## Required work:
From the listing below, select every line where the word "icon" appears.
— begin Input for this task —
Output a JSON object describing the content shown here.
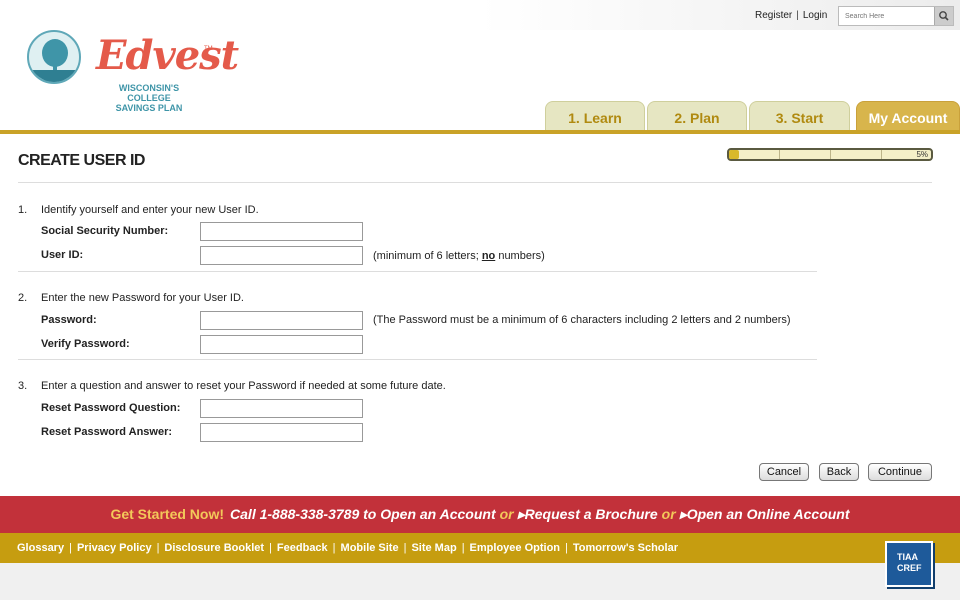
{
  "top": {
    "register": "Register",
    "login": "Login",
    "search_placeholder": "Search Here"
  },
  "logo": {
    "name": "Edvest",
    "tm": "TM",
    "subtitle_line1": "WISCONSIN'S COLLEGE",
    "subtitle_line2": "SAVINGS PLAN"
  },
  "tabs": [
    {
      "label": "1. Learn"
    },
    {
      "label": "2. Plan"
    },
    {
      "label": "3. Start"
    },
    {
      "label": "My Account"
    }
  ],
  "page": {
    "title": "CREATE USER ID",
    "progress_percent": 5,
    "progress_label": "5%"
  },
  "form": {
    "step1": {
      "number": "1.",
      "text": "Identify yourself and enter your new User ID.",
      "ssn_label": "Social Security Number:",
      "userid_label": "User ID:",
      "userid_note_pre": "(minimum of 6 letters; ",
      "userid_note_emph": "no",
      "userid_note_post": " numbers)"
    },
    "step2": {
      "number": "2.",
      "text": "Enter the new Password for your User ID.",
      "password_label": "Password:",
      "password_note": "(The Password must be a minimum of 6 characters including 2 letters and 2 numbers)",
      "verify_label": "Verify Password:"
    },
    "step3": {
      "number": "3.",
      "text": "Enter a question and answer to reset your Password if needed at some future date.",
      "question_label": "Reset Password Question:",
      "answer_label": "Reset Password Answer:"
    }
  },
  "actions": {
    "cancel": "Cancel",
    "back": "Back",
    "continue": "Continue"
  },
  "banner": {
    "get_started": "Get Started Now!",
    "call": "Call 1-888-338-3789 to Open an Account",
    "or": "or",
    "brochure": "▸Request a Brochure",
    "online": "▸Open an Online Account"
  },
  "footer": {
    "links": [
      "Glossary",
      "Privacy Policy",
      "Disclosure Booklet",
      "Feedback",
      "Mobile Site",
      "Site Map",
      "Employee Option",
      "Tomorrow's Scholar"
    ],
    "sep": "|",
    "badge_line1": "TIAA",
    "badge_line2": "CREF"
  },
  "colors": {
    "accent_gold": "#c9a227",
    "brand_red": "#c2313a",
    "logo_red": "#e45a4a",
    "logo_teal": "#3f95a8"
  }
}
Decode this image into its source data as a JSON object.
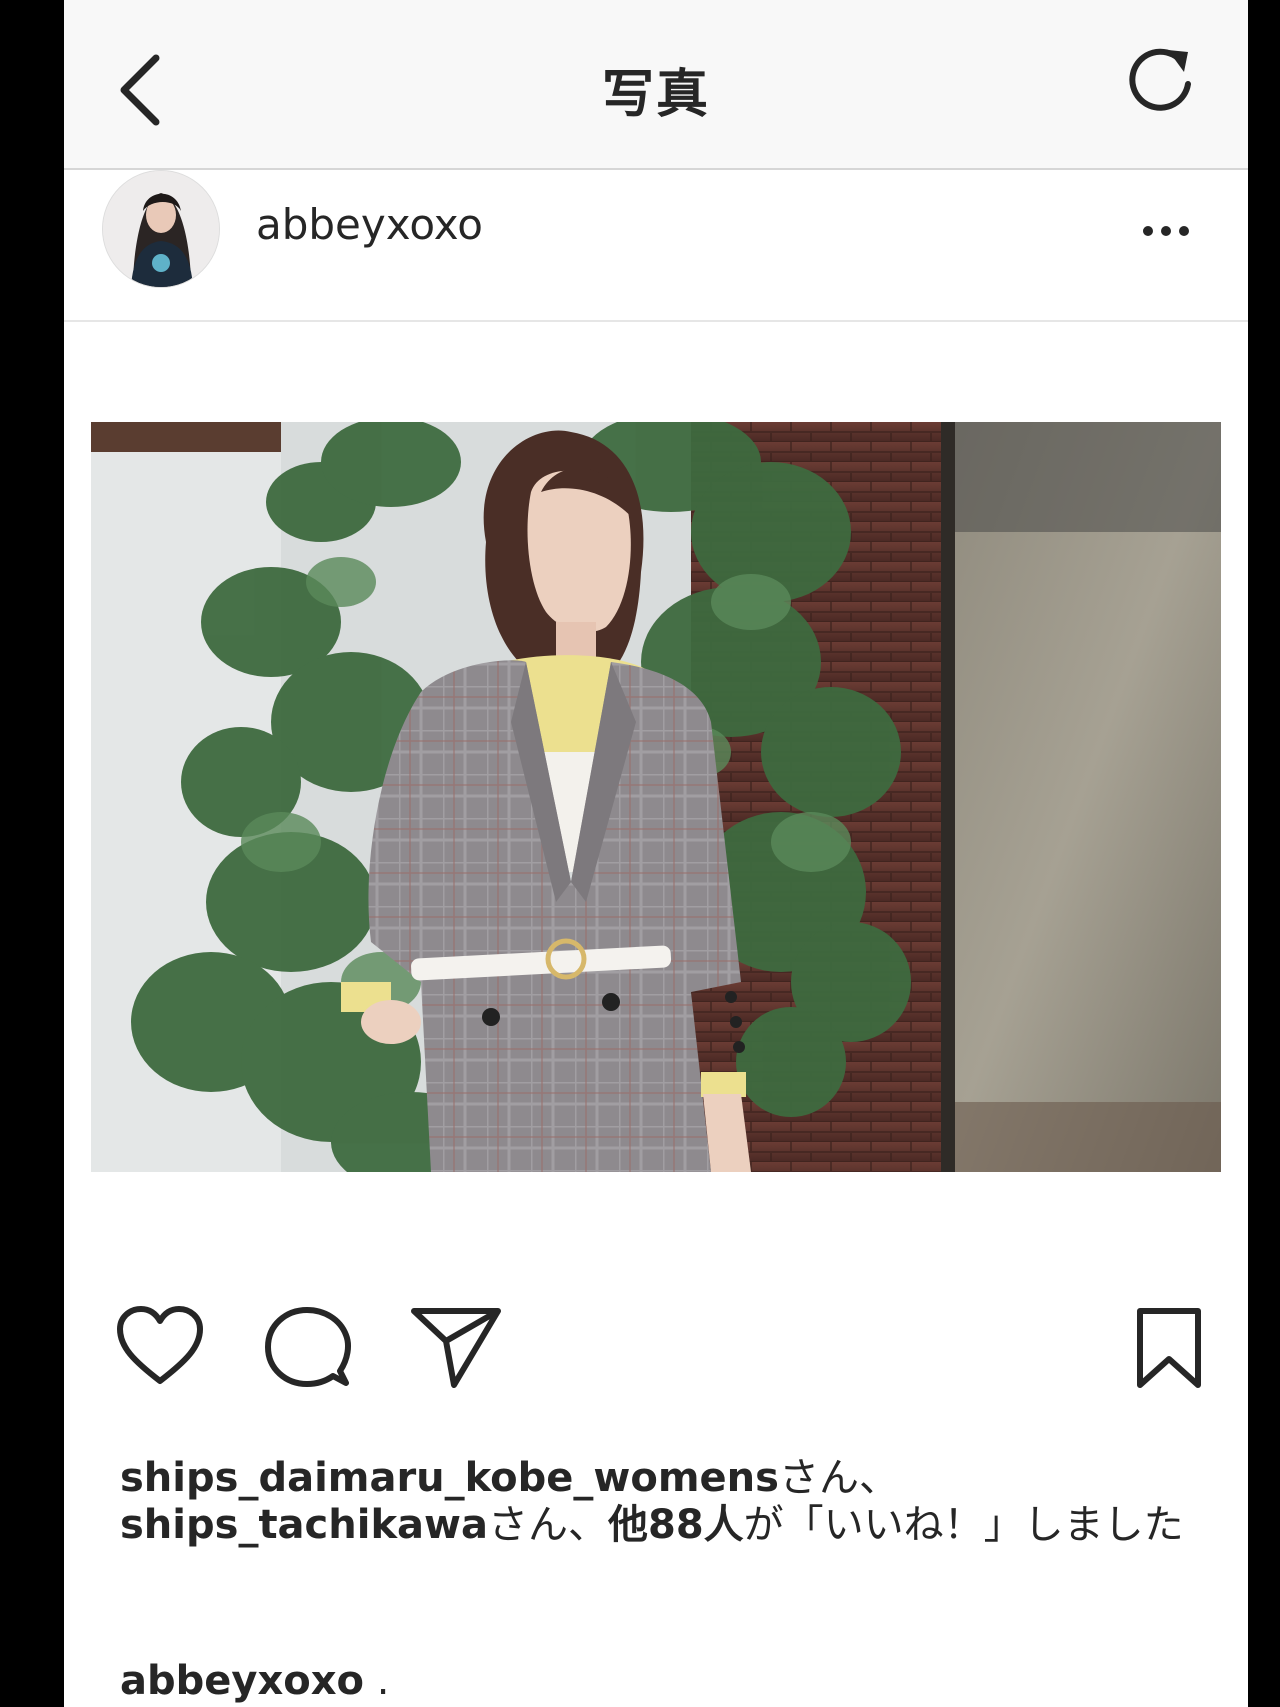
{
  "nav": {
    "title": "写真",
    "back_icon": "chevron-left-icon",
    "refresh_icon": "refresh-icon"
  },
  "post": {
    "username": "abbeyxoxo",
    "more_icon": "more-horizontal-icon",
    "photo_alt": "Woman in a grey check blazer with a white belt in front of ivy-covered brick wall"
  },
  "actions": {
    "like_icon": "heart-icon",
    "comment_icon": "comment-icon",
    "share_icon": "send-icon",
    "save_icon": "bookmark-icon"
  },
  "likes": {
    "user1": "ships_daimaru_kobe_womens",
    "sep1": "さん、",
    "user2": "ships_tachikawa",
    "sep2": "さん、",
    "others": "他88人",
    "suffix": "が「いいね！」しました"
  },
  "caption": {
    "username": "abbeyxoxo",
    "text": " ."
  },
  "colors": {
    "navbar_bg": "#f8f8f8",
    "text": "#262626",
    "screen_bg": "#ffffff",
    "frame": "#000000"
  }
}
— end Input for this task —
## Reply to the exercise:
    "back_icon": "chevron-left-icon",
    "refresh_icon": "refresh-icon"
    "more_icon": "more-horizontal-icon",
    "like_icon": "heart-icon",
    "comment_icon": "comment-icon",
    "share_icon": "send-icon",
    "save_icon": "bookmark-icon"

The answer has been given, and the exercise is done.